Items from a figure collection
☆ ☆ ☆ ☆ ☆ ☆ ☆

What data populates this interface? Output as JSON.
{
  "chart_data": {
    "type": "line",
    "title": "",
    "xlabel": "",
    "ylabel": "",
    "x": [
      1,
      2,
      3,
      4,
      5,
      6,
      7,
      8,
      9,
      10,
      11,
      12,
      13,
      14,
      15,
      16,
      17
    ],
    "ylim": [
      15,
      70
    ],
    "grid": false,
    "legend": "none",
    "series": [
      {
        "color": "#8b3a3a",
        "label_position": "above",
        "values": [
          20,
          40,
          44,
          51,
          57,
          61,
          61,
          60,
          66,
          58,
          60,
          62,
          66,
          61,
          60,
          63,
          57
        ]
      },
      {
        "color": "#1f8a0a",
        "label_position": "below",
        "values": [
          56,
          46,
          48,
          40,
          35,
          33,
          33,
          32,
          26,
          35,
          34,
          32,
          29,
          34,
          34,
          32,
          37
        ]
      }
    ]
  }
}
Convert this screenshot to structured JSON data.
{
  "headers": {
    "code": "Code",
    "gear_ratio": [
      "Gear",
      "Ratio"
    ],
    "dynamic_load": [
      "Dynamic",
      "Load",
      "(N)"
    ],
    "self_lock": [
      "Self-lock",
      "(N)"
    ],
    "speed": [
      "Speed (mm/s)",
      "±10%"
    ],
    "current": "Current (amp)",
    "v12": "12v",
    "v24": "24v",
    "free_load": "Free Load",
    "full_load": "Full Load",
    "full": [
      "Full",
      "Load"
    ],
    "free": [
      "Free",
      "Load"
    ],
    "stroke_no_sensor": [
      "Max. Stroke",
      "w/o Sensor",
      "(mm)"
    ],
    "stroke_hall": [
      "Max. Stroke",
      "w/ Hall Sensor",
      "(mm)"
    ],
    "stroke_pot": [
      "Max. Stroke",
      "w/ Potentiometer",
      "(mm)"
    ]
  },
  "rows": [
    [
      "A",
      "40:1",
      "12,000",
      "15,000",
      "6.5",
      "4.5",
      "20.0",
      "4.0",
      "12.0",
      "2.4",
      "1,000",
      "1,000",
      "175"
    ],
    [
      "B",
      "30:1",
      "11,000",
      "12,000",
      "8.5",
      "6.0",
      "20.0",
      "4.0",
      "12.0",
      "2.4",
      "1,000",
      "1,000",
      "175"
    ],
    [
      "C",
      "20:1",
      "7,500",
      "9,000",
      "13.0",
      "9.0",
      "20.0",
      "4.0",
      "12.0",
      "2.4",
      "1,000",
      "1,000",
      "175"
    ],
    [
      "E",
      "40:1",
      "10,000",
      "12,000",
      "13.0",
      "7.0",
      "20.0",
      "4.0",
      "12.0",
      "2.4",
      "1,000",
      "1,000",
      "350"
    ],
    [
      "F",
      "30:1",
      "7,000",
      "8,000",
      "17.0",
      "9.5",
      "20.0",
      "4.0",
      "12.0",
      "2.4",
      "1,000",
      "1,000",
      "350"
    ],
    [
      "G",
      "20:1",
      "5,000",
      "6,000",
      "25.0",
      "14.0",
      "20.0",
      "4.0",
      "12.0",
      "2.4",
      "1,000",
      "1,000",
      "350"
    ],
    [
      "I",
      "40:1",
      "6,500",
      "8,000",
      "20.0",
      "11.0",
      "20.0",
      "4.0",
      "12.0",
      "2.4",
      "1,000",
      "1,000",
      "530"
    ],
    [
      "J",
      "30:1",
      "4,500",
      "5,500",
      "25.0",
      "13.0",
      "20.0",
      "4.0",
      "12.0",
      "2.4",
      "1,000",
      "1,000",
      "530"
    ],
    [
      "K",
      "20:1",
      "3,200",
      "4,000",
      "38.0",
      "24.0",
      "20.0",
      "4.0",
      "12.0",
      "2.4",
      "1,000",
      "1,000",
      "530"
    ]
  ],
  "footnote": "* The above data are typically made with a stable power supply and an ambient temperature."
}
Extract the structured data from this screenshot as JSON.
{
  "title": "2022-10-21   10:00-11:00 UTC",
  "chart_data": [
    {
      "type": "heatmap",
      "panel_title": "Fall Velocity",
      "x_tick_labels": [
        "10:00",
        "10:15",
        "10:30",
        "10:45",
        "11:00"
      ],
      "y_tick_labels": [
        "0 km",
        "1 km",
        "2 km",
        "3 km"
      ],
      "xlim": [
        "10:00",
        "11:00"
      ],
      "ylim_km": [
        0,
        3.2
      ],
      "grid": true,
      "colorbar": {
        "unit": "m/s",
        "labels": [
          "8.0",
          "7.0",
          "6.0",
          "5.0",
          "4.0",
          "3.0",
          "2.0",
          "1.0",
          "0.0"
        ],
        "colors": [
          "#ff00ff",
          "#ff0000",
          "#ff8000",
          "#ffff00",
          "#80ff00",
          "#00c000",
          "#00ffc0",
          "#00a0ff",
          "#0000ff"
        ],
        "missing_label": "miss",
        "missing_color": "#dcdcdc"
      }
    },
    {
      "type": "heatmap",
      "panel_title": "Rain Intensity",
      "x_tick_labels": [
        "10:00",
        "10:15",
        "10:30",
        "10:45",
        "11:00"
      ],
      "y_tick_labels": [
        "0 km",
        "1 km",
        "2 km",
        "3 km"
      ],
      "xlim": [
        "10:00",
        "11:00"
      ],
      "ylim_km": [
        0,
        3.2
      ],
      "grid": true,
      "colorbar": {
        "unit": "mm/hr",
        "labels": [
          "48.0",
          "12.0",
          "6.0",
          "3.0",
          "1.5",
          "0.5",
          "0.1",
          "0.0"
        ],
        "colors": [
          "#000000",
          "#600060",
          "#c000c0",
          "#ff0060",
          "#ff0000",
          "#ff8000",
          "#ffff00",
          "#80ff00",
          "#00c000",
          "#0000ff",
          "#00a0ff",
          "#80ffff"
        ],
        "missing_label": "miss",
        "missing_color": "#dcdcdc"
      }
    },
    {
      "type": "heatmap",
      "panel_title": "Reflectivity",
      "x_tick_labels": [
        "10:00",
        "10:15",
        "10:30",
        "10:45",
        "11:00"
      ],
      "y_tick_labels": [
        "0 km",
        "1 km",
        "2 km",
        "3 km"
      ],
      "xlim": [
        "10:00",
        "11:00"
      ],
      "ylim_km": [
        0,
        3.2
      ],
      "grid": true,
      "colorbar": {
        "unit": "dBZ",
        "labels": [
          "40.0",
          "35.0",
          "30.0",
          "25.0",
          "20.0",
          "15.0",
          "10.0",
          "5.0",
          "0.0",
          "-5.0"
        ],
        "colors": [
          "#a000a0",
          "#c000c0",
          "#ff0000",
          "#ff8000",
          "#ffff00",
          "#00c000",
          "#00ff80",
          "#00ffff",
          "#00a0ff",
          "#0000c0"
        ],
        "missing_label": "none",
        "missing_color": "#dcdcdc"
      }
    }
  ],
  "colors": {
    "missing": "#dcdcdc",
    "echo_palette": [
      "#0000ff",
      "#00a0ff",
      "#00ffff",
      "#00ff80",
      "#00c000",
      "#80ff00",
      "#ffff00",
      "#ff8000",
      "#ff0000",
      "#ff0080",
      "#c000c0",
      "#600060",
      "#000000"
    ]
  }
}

☆ ☆ ☆ ☆ ☆ ☆ ☆

# Stated problem
Pull out each line holding the string "this".

# Answer in full
What data populates this interface? Output as JSON.
Convert this screenshot to structured JSON data.
Extract the structured data from this screenshot as JSON.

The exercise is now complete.